[Short exercise]
Copy every line of the listing exactly.
··· Provided records ···
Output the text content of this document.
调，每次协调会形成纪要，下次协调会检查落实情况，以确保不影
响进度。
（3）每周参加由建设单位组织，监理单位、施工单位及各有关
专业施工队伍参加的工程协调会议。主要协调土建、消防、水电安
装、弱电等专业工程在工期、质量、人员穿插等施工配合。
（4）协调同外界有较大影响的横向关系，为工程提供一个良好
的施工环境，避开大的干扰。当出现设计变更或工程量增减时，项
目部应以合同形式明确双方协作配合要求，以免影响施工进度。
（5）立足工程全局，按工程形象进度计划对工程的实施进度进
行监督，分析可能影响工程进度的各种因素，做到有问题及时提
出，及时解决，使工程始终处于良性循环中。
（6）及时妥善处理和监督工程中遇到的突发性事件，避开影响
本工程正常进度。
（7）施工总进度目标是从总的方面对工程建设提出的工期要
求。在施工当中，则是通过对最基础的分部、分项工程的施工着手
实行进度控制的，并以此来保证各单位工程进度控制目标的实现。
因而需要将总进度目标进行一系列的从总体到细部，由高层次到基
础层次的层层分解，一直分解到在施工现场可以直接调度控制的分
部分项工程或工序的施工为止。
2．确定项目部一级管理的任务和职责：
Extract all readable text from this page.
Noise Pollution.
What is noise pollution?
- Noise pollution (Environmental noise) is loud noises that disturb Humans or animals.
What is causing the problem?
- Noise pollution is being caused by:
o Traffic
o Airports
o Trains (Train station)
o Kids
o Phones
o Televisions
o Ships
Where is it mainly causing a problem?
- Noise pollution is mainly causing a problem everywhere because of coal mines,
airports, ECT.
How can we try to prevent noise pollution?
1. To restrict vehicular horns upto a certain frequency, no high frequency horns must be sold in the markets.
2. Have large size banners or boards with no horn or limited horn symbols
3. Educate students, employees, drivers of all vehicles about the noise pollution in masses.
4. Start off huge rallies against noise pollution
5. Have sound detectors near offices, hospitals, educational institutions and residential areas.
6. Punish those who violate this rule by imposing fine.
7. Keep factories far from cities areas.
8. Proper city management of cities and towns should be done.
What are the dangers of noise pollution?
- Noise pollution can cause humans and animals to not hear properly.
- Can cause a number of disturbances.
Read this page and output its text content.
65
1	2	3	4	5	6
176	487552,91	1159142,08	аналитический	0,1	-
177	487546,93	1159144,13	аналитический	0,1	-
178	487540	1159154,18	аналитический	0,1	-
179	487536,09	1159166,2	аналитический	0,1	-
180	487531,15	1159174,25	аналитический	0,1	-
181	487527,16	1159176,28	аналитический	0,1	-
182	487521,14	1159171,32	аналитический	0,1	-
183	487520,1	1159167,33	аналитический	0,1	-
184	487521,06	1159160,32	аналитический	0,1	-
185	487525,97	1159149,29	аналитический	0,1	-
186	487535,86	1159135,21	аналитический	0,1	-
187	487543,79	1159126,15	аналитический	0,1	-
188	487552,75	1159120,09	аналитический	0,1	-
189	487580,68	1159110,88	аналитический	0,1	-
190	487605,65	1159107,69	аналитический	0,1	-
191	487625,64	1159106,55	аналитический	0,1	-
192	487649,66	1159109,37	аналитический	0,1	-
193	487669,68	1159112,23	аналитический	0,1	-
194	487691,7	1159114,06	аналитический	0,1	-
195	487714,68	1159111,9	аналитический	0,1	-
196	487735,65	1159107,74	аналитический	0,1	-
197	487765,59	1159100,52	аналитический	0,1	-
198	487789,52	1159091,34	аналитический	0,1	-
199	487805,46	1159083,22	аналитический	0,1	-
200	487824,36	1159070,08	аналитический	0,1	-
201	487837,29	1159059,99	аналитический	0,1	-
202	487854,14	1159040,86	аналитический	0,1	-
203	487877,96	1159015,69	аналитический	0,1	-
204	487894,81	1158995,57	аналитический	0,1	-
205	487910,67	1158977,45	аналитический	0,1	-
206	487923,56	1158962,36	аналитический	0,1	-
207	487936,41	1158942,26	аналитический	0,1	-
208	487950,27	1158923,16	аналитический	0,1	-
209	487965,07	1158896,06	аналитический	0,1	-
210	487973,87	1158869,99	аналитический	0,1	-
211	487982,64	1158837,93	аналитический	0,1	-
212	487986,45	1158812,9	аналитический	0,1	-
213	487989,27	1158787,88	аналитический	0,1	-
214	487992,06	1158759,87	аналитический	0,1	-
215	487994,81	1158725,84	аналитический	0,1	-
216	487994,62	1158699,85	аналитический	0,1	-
···
[Answer below]
Output the text content of this document.
调，每次协调会形成纪要，下次协调会检查落实情况，以确保不影
响进度。
（3）每周参加由建设单位组织，监理单位、施工单位及各有关
专业施工队伍参加的工程协调会议。主要协调土建、消防、水电安
装、弱电等专业工程在工期、质量、人员穿插等施工配合。
（4）协调同外界有较大影响的横向关系，为工程提供一个良好
的施工环境，避开大的干扰。当出现设计变更或工程量增减时，项
目部应以合同形式明确双方协作配合要求，以免影响施工进度。
（5）立足工程全局，按工程形象进度计划对工程的实施进度进
行监督，分析可能影响工程进度的各种因素，做到有问题及时提
出，及时解决，使工程始终处于良性循环中。
（6）及时妥善处理和监督工程中遇到的突发性事件，避开影响
本工程正常进度。
（7）施工总进度目标是从总的方面对工程建设提出的工期要
求。在施工当中，则是通过对最基础的分部、分项工程的施工着手
实行进度控制的，并以此来保证各单位工程进度控制目标的实现。
因而需要将总进度目标进行一系列的从总体到细部，由高层次到基
础层次的层层分解，一直分解到在施工现场可以直接调度控制的分
部分项工程或工序的施工为止。
2．确定项目部一级管理的任务和职责：
Extract all readable text from this page.
Noise Pollution.
What is noise pollution?
- Noise pollution (Environmental noise) is loud noises that disturb Humans or animals.
What is causing the problem?
- Noise pollution is being caused by:
o Traffic
o Airports
o Trains (Train station)
o Kids
o Phones
o Televisions
o Ships
Where is it mainly causing a problem?
- Noise pollution is mainly causing a problem everywhere because of coal mines,
airports, ECT.
How can we try to prevent noise pollution?
1. To restrict vehicular horns upto a certain frequency, no high frequency horns must be sold in the markets.
2. Have large size banners or boards with no horn or limited horn symbols
3. Educate students, employees, drivers of all vehicles about the noise pollution in masses.
4. Start off huge rallies against noise pollution
5. Have sound detectors near offices, hospitals, educational institutions and residential areas.
6. Punish those who violate this rule by imposing fine.
7. Keep factories far from cities areas.
8. Proper city management of cities and towns should be done.
What are the dangers of noise pollution?
- Noise pollution can cause humans and animals to not hear properly.
- Can cause a number of disturbances.
Read this page and output its text content.
65
1	2	3	4	5	6
176	487552,91	1159142,08	аналитический	0,1	-
177	487546,93	1159144,13	аналитический	0,1	-
178	487540	1159154,18	аналитический	0,1	-
179	487536,09	1159166,2	аналитический	0,1	-
180	487531,15	1159174,25	аналитический	0,1	-
181	487527,16	1159176,28	аналитический	0,1	-
182	487521,14	1159171,32	аналитический	0,1	-
183	487520,1	1159167,33	аналитический	0,1	-
184	487521,06	1159160,32	аналитический	0,1	-
185	487525,97	1159149,29	аналитический	0,1	-
186	487535,86	1159135,21	аналитический	0,1	-
187	487543,79	1159126,15	аналитический	0,1	-
188	487552,75	1159120,09	аналитический	0,1	-
189	487580,68	1159110,88	аналитический	0,1	-
190	487605,65	1159107,69	аналитический	0,1	-
191	487625,64	1159106,55	аналитический	0,1	-
192	487649,66	1159109,37	аналитический	0,1	-
193	487669,68	1159112,23	аналитический	0,1	-
194	487691,7	1159114,06	аналитический	0,1	-
195	487714,68	1159111,9	аналитический	0,1	-
196	487735,65	1159107,74	аналитический	0,1	-
197	487765,59	1159100,52	аналитический	0,1	-
198	487789,52	1159091,34	аналитический	0,1	-
199	487805,46	1159083,22	аналитический	0,1	-
200	487824,36	1159070,08	аналитический	0,1	-
201	487837,29	1159059,99	аналитический	0,1	-
202	487854,14	1159040,86	аналитический	0,1	-
203	487877,96	1159015,69	аналитический	0,1	-
204	487894,81	1158995,57	аналитический	0,1	-
205	487910,67	1158977,45	аналитический	0,1	-
206	487923,56	1158962,36	аналитический	0,1	-
207	487936,41	1158942,26	аналитический	0,1	-
208	487950,27	1158923,16	аналитический	0,1	-
209	487965,07	1158896,06	аналитический	0,1	-
210	487973,87	1158869,99	аналитический	0,1	-
211	487982,64	1158837,93	аналитический	0,1	-
212	487986,45	1158812,9	аналитический	0,1	-
213	487989,27	1158787,88	аналитический	0,1	-
214	487992,06	1158759,87	аналитический	0,1	-
215	487994,81	1158725,84	аналитический	0,1	-
216	487994,62	1158699,85	аналитический	0,1	-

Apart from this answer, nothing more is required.